** The exercise **
Rewrite all the records below, changing "location-line" to "address-line" wherever it occurs and leaving everything else unchanged.

** Material shown **
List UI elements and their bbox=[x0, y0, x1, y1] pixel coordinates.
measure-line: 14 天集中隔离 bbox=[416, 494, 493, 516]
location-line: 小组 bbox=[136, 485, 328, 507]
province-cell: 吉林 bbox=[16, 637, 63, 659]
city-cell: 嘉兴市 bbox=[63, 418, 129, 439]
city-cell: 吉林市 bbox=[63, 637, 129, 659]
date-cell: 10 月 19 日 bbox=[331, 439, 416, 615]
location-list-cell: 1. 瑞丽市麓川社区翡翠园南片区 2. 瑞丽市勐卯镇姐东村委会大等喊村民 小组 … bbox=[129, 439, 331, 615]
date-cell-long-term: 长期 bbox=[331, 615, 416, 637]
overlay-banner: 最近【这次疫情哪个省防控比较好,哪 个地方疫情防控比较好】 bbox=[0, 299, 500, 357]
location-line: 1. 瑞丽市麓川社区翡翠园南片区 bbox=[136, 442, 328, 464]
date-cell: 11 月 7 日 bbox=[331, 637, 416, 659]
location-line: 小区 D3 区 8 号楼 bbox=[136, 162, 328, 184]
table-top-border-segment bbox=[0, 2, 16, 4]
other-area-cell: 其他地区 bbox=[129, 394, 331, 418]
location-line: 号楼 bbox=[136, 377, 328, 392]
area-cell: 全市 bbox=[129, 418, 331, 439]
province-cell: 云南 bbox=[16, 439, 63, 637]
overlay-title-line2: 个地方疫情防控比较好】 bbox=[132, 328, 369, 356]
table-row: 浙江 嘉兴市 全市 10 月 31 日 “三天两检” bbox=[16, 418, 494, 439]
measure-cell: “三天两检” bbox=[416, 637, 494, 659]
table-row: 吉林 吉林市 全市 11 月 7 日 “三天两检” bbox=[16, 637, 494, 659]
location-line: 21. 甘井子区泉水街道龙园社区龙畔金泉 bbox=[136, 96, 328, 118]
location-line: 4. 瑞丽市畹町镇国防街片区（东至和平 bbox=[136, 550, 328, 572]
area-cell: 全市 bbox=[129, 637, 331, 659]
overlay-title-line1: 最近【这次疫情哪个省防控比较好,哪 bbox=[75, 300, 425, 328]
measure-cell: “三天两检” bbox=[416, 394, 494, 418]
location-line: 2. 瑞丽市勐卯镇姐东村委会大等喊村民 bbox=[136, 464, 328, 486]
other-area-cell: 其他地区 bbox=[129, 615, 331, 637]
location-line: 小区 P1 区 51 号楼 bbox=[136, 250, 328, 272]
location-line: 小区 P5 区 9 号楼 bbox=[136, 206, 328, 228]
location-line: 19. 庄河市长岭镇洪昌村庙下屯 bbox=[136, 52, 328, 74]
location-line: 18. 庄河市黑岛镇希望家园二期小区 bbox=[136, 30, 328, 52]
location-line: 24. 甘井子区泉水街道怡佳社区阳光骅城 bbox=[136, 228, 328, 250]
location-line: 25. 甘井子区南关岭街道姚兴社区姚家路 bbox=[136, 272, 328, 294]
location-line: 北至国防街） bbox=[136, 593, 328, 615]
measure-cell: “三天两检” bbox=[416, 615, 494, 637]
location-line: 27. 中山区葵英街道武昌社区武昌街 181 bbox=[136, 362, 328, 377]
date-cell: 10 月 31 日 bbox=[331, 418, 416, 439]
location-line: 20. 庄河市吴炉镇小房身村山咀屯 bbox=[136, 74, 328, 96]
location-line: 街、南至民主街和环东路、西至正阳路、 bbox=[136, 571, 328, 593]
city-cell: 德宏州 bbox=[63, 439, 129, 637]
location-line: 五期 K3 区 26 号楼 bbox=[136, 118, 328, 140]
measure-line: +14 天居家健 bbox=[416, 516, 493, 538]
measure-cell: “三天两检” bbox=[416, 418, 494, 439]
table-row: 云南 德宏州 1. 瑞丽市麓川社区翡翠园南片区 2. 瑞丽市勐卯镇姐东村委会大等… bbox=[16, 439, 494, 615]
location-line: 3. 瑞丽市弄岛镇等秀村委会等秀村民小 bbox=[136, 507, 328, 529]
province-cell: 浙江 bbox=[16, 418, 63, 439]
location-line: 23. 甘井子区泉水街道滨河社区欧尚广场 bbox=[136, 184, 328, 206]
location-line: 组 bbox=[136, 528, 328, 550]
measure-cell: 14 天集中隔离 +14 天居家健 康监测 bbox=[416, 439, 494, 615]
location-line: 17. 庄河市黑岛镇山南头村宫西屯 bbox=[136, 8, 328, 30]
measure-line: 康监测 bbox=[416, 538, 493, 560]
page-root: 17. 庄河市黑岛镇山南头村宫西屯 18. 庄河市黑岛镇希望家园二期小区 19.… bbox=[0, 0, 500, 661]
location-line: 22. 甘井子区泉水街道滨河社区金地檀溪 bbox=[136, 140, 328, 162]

** Result below **
List UI elements and their bbox=[x0, y0, x1, y1] pixel coordinates.
measure-line: 14 天集中隔离 bbox=[416, 494, 493, 516]
address-line: 小组 bbox=[136, 485, 328, 507]
province-cell: 吉林 bbox=[16, 637, 63, 659]
city-cell: 嘉兴市 bbox=[63, 418, 129, 439]
city-cell: 吉林市 bbox=[63, 637, 129, 659]
date-cell: 10 月 19 日 bbox=[331, 439, 416, 615]
location-list-cell: 1. 瑞丽市麓川社区翡翠园南片区 2. 瑞丽市勐卯镇姐东村委会大等喊村民 小组 … bbox=[129, 439, 331, 615]
date-cell-long-term: 长期 bbox=[331, 615, 416, 637]
overlay-banner: 最近【这次疫情哪个省防控比较好,哪 个地方疫情防控比较好】 bbox=[0, 299, 500, 357]
address-line: 1. 瑞丽市麓川社区翡翠园南片区 bbox=[136, 442, 328, 464]
date-cell: 11 月 7 日 bbox=[331, 637, 416, 659]
address-line: 小区 D3 区 8 号楼 bbox=[136, 162, 328, 184]
table-top-border-segment bbox=[0, 2, 16, 4]
other-area-cell: 其他地区 bbox=[129, 394, 331, 418]
address-line: 号楼 bbox=[136, 377, 328, 392]
area-cell: 全市 bbox=[129, 418, 331, 439]
province-cell: 云南 bbox=[16, 439, 63, 637]
overlay-title-line2: 个地方疫情防控比较好】 bbox=[132, 328, 369, 356]
table-row: 浙江 嘉兴市 全市 10 月 31 日 “三天两检” bbox=[16, 418, 494, 439]
measure-cell: “三天两检” bbox=[416, 637, 494, 659]
table-row: 吉林 吉林市 全市 11 月 7 日 “三天两检” bbox=[16, 637, 494, 659]
address-line: 21. 甘井子区泉水街道龙园社区龙畔金泉 bbox=[136, 96, 328, 118]
address-line: 4. 瑞丽市畹町镇国防街片区（东至和平 bbox=[136, 550, 328, 572]
area-cell: 全市 bbox=[129, 637, 331, 659]
overlay-title-line1: 最近【这次疫情哪个省防控比较好,哪 bbox=[75, 300, 425, 328]
measure-cell: “三天两检” bbox=[416, 394, 494, 418]
address-line: 2. 瑞丽市勐卯镇姐东村委会大等喊村民 bbox=[136, 464, 328, 486]
other-area-cell: 其他地区 bbox=[129, 615, 331, 637]
address-line: 小区 P1 区 51 号楼 bbox=[136, 250, 328, 272]
address-line: 小区 P5 区 9 号楼 bbox=[136, 206, 328, 228]
address-line: 19. 庄河市长岭镇洪昌村庙下屯 bbox=[136, 52, 328, 74]
address-line: 18. 庄河市黑岛镇希望家园二期小区 bbox=[136, 30, 328, 52]
address-line: 24. 甘井子区泉水街道怡佳社区阳光骅城 bbox=[136, 228, 328, 250]
address-line: 25. 甘井子区南关岭街道姚兴社区姚家路 bbox=[136, 272, 328, 294]
address-line: 北至国防街） bbox=[136, 593, 328, 615]
measure-cell: “三天两检” bbox=[416, 615, 494, 637]
address-line: 27. 中山区葵英街道武昌社区武昌街 181 bbox=[136, 362, 328, 377]
date-cell: 10 月 31 日 bbox=[331, 418, 416, 439]
address-line: 20. 庄河市吴炉镇小房身村山咀屯 bbox=[136, 74, 328, 96]
address-line: 街、南至民主街和环东路、西至正阳路、 bbox=[136, 571, 328, 593]
city-cell: 德宏州 bbox=[63, 439, 129, 637]
address-line: 五期 K3 区 26 号楼 bbox=[136, 118, 328, 140]
measure-line: +14 天居家健 bbox=[416, 516, 493, 538]
measure-cell: “三天两检” bbox=[416, 418, 494, 439]
table-row: 云南 德宏州 1. 瑞丽市麓川社区翡翠园南片区 2. 瑞丽市勐卯镇姐东村委会大等… bbox=[16, 439, 494, 615]
address-line: 3. 瑞丽市弄岛镇等秀村委会等秀村民小 bbox=[136, 507, 328, 529]
province-cell: 浙江 bbox=[16, 418, 63, 439]
address-line: 23. 甘井子区泉水街道滨河社区欧尚广场 bbox=[136, 184, 328, 206]
address-line: 组 bbox=[136, 528, 328, 550]
measure-cell: 14 天集中隔离 +14 天居家健 康监测 bbox=[416, 439, 494, 615]
address-line: 17. 庄河市黑岛镇山南头村宫西屯 bbox=[136, 8, 328, 30]
measure-line: 康监测 bbox=[416, 538, 493, 560]
page-root: 17. 庄河市黑岛镇山南头村宫西屯 18. 庄河市黑岛镇希望家园二期小区 19.… bbox=[0, 0, 500, 661]
address-line: 22. 甘井子区泉水街道滨河社区金地檀溪 bbox=[136, 140, 328, 162]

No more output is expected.